:: DATA SECTION
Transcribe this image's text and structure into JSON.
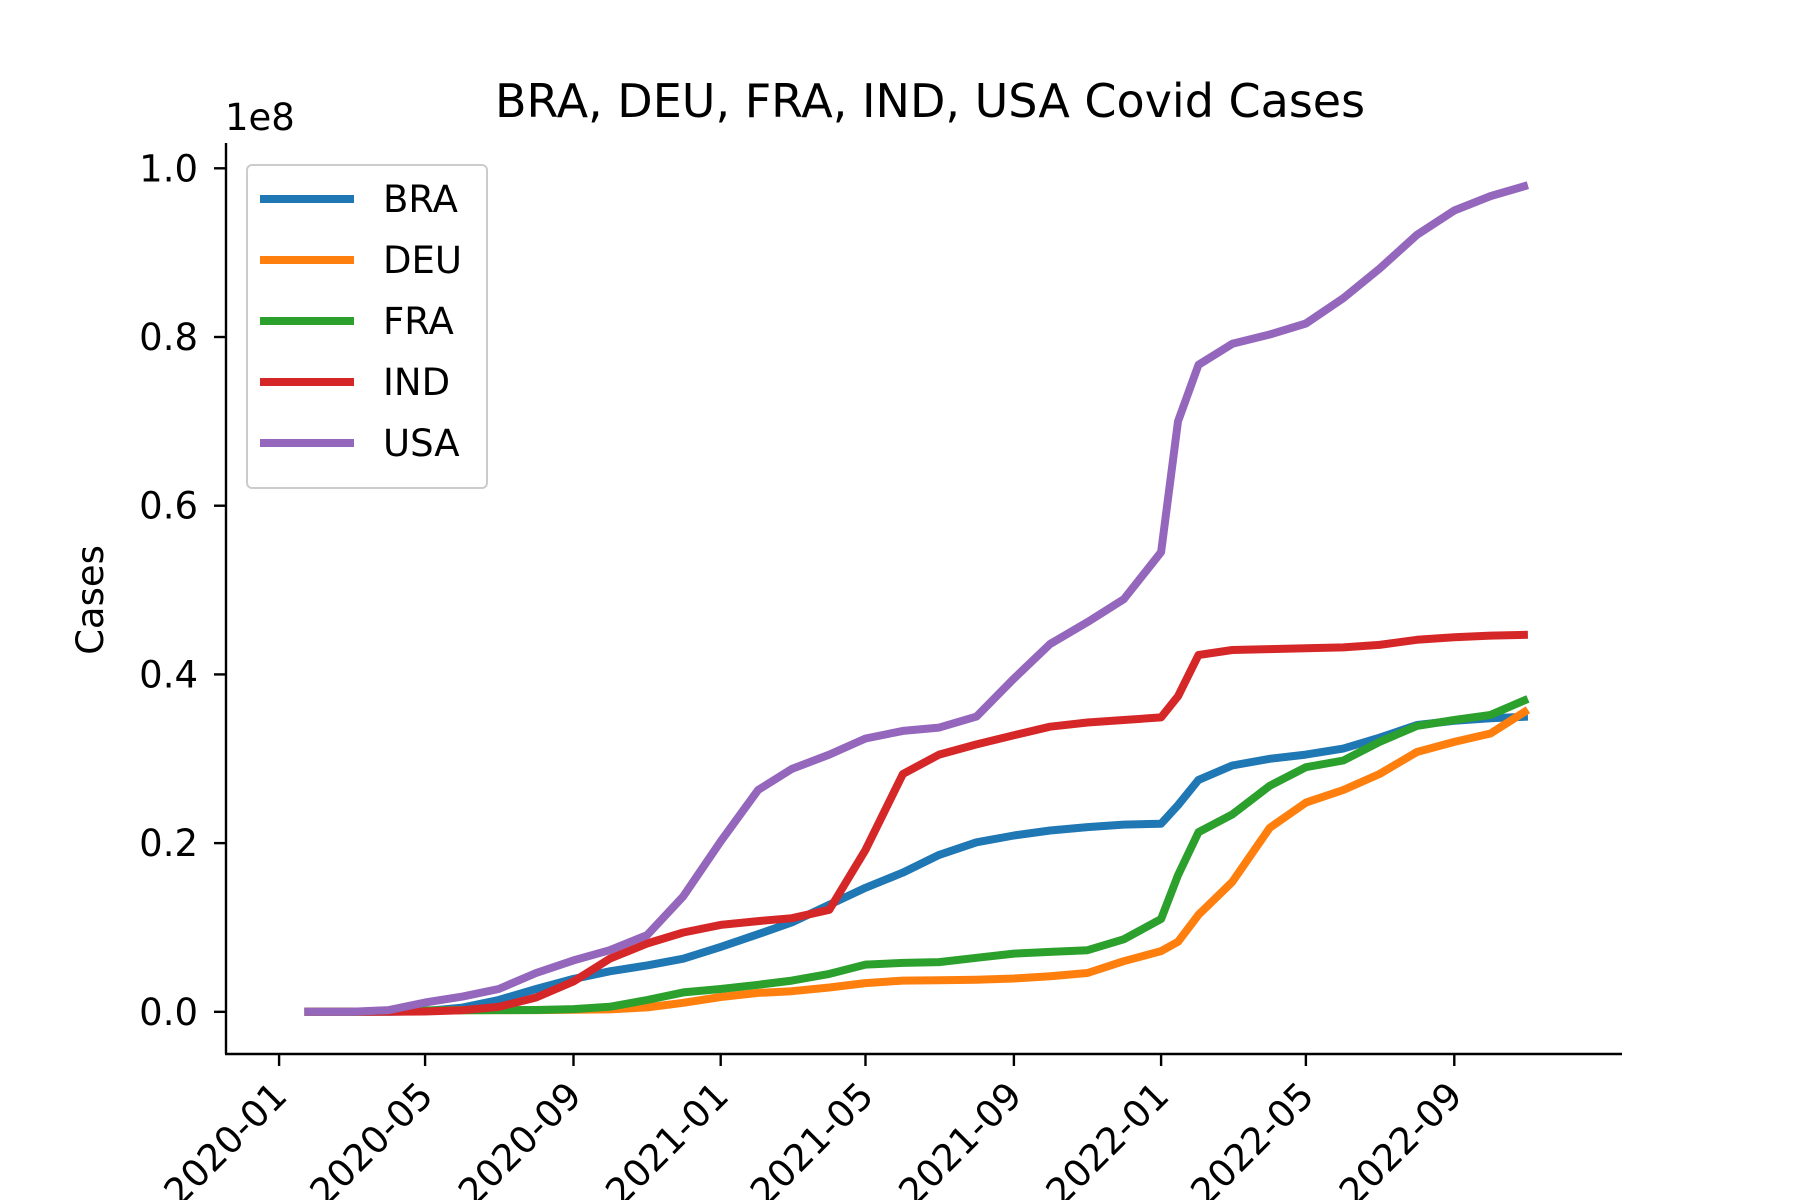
{
  "chart_data": {
    "type": "line",
    "title": "BRA, DEU, FRA, IND, USA Covid Cases",
    "xlabel": "",
    "ylabel": "Cases",
    "y_offset_label": "1e8",
    "y_scale_factor": 100000000,
    "xlim": [
      "2019-11-18",
      "2023-01-18"
    ],
    "ylim": [
      -5000000,
      103000000
    ],
    "x_ticks": [
      "2020-01",
      "2020-05",
      "2020-09",
      "2021-01",
      "2021-05",
      "2021-09",
      "2022-01",
      "2022-05",
      "2022-09"
    ],
    "y_ticks": [
      0,
      20000000,
      40000000,
      60000000,
      80000000,
      100000000
    ],
    "y_tick_labels": [
      "0.0",
      "0.2",
      "0.4",
      "0.6",
      "0.8",
      "1.0"
    ],
    "grid": false,
    "legend_position": "upper left",
    "x": [
      "2020-01-22",
      "2020-03-01",
      "2020-04-01",
      "2020-05-01",
      "2020-06-01",
      "2020-07-01",
      "2020-08-01",
      "2020-09-01",
      "2020-10-01",
      "2020-11-01",
      "2020-12-01",
      "2021-01-01",
      "2021-02-01",
      "2021-03-01",
      "2021-04-01",
      "2021-05-01",
      "2021-06-01",
      "2021-07-01",
      "2021-08-01",
      "2021-09-01",
      "2021-10-01",
      "2021-11-01",
      "2021-12-01",
      "2022-01-01",
      "2022-01-15",
      "2022-02-01",
      "2022-03-01",
      "2022-04-01",
      "2022-05-01",
      "2022-06-01",
      "2022-07-01",
      "2022-08-01",
      "2022-09-01",
      "2022-10-01",
      "2022-11-01"
    ],
    "series": [
      {
        "name": "BRA",
        "color": "#1f77b4",
        "values": [
          0,
          0,
          6000,
          90000,
          500000,
          1400000,
          2700000,
          3900000,
          4800000,
          5500000,
          6300000,
          7700000,
          9200000,
          10600000,
          12700000,
          14700000,
          16500000,
          18600000,
          20100000,
          20900000,
          21500000,
          21900000,
          22200000,
          22300000,
          24500000,
          27500000,
          29200000,
          30000000,
          30500000,
          31200000,
          32500000,
          34000000,
          34500000,
          34800000,
          35000000
        ]
      },
      {
        "name": "DEU",
        "color": "#ff7f0e",
        "values": [
          0,
          100,
          70000,
          160000,
          180000,
          200000,
          210000,
          240000,
          290000,
          530000,
          1070000,
          1760000,
          2240000,
          2450000,
          2880000,
          3400000,
          3700000,
          3740000,
          3800000,
          3950000,
          4220000,
          4600000,
          6000000,
          7200000,
          8300000,
          11500000,
          15400000,
          21800000,
          24800000,
          26300000,
          28200000,
          30800000,
          32000000,
          33000000,
          35800000
        ]
      },
      {
        "name": "FRA",
        "color": "#2ca02c",
        "values": [
          0,
          100,
          56000,
          170000,
          190000,
          200000,
          220000,
          320000,
          600000,
          1400000,
          2300000,
          2700000,
          3200000,
          3700000,
          4500000,
          5600000,
          5800000,
          5900000,
          6400000,
          6900000,
          7100000,
          7300000,
          8600000,
          11000000,
          16200000,
          21300000,
          23400000,
          26800000,
          29000000,
          29800000,
          32000000,
          33900000,
          34600000,
          35200000,
          37100000
        ]
      },
      {
        "name": "IND",
        "color": "#d62728",
        "values": [
          0,
          3,
          1600,
          35000,
          190000,
          580000,
          1700000,
          3600000,
          6300000,
          8100000,
          9400000,
          10300000,
          10750000,
          11100000,
          12100000,
          19200000,
          28200000,
          30500000,
          31700000,
          32800000,
          33800000,
          34300000,
          34600000,
          34900000,
          37400000,
          42300000,
          42900000,
          43000000,
          43100000,
          43200000,
          43500000,
          44100000,
          44400000,
          44600000,
          44700000
        ]
      },
      {
        "name": "USA",
        "color": "#9467bd",
        "values": [
          1,
          30,
          210000,
          1100000,
          1800000,
          2700000,
          4600000,
          6100000,
          7300000,
          9100000,
          13700000,
          20200000,
          26300000,
          28800000,
          30500000,
          32400000,
          33300000,
          33700000,
          35000000,
          39500000,
          43600000,
          46200000,
          48900000,
          54500000,
          70000000,
          76700000,
          79200000,
          80300000,
          81600000,
          84600000,
          88100000,
          92100000,
          95000000,
          96700000,
          98000000
        ]
      }
    ]
  }
}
::::
Retype each record exactly as it stands, but do not include the pictures.

Transcribe this image's text and structure into JSON.
{
  "chart_data": {
    "type": "line",
    "title": "BRA, DEU, FRA, IND, USA Covid Cases",
    "xlabel": "",
    "ylabel": "Cases",
    "y_offset_label": "1e8",
    "y_scale_factor": 100000000,
    "xlim": [
      "2019-11-18",
      "2023-01-18"
    ],
    "ylim": [
      -5000000,
      103000000
    ],
    "x_ticks": [
      "2020-01",
      "2020-05",
      "2020-09",
      "2021-01",
      "2021-05",
      "2021-09",
      "2022-01",
      "2022-05",
      "2022-09"
    ],
    "y_ticks": [
      0,
      20000000,
      40000000,
      60000000,
      80000000,
      100000000
    ],
    "y_tick_labels": [
      "0.0",
      "0.2",
      "0.4",
      "0.6",
      "0.8",
      "1.0"
    ],
    "grid": false,
    "legend_position": "upper left",
    "x": [
      "2020-01-22",
      "2020-03-01",
      "2020-04-01",
      "2020-05-01",
      "2020-06-01",
      "2020-07-01",
      "2020-08-01",
      "2020-09-01",
      "2020-10-01",
      "2020-11-01",
      "2020-12-01",
      "2021-01-01",
      "2021-02-01",
      "2021-03-01",
      "2021-04-01",
      "2021-05-01",
      "2021-06-01",
      "2021-07-01",
      "2021-08-01",
      "2021-09-01",
      "2021-10-01",
      "2021-11-01",
      "2021-12-01",
      "2022-01-01",
      "2022-01-15",
      "2022-02-01",
      "2022-03-01",
      "2022-04-01",
      "2022-05-01",
      "2022-06-01",
      "2022-07-01",
      "2022-08-01",
      "2022-09-01",
      "2022-10-01",
      "2022-11-01"
    ],
    "series": [
      {
        "name": "BRA",
        "color": "#1f77b4",
        "values": [
          0,
          0,
          6000,
          90000,
          500000,
          1400000,
          2700000,
          3900000,
          4800000,
          5500000,
          6300000,
          7700000,
          9200000,
          10600000,
          12700000,
          14700000,
          16500000,
          18600000,
          20100000,
          20900000,
          21500000,
          21900000,
          22200000,
          22300000,
          24500000,
          27500000,
          29200000,
          30000000,
          30500000,
          31200000,
          32500000,
          34000000,
          34500000,
          34800000,
          35000000
        ]
      },
      {
        "name": "DEU",
        "color": "#ff7f0e",
        "values": [
          0,
          100,
          70000,
          160000,
          180000,
          200000,
          210000,
          240000,
          290000,
          530000,
          1070000,
          1760000,
          2240000,
          2450000,
          2880000,
          3400000,
          3700000,
          3740000,
          3800000,
          3950000,
          4220000,
          4600000,
          6000000,
          7200000,
          8300000,
          11500000,
          15400000,
          21800000,
          24800000,
          26300000,
          28200000,
          30800000,
          32000000,
          33000000,
          35800000
        ]
      },
      {
        "name": "FRA",
        "color": "#2ca02c",
        "values": [
          0,
          100,
          56000,
          170000,
          190000,
          200000,
          220000,
          320000,
          600000,
          1400000,
          2300000,
          2700000,
          3200000,
          3700000,
          4500000,
          5600000,
          5800000,
          5900000,
          6400000,
          6900000,
          7100000,
          7300000,
          8600000,
          11000000,
          16200000,
          21300000,
          23400000,
          26800000,
          29000000,
          29800000,
          32000000,
          33900000,
          34600000,
          35200000,
          37100000
        ]
      },
      {
        "name": "IND",
        "color": "#d62728",
        "values": [
          0,
          3,
          1600,
          35000,
          190000,
          580000,
          1700000,
          3600000,
          6300000,
          8100000,
          9400000,
          10300000,
          10750000,
          11100000,
          12100000,
          19200000,
          28200000,
          30500000,
          31700000,
          32800000,
          33800000,
          34300000,
          34600000,
          34900000,
          37400000,
          42300000,
          42900000,
          43000000,
          43100000,
          43200000,
          43500000,
          44100000,
          44400000,
          44600000,
          44700000
        ]
      },
      {
        "name": "USA",
        "color": "#9467bd",
        "values": [
          1,
          30,
          210000,
          1100000,
          1800000,
          2700000,
          4600000,
          6100000,
          7300000,
          9100000,
          13700000,
          20200000,
          26300000,
          28800000,
          30500000,
          32400000,
          33300000,
          33700000,
          35000000,
          39500000,
          43600000,
          46200000,
          48900000,
          54500000,
          70000000,
          76700000,
          79200000,
          80300000,
          81600000,
          84600000,
          88100000,
          92100000,
          95000000,
          96700000,
          98000000
        ]
      }
    ]
  }
}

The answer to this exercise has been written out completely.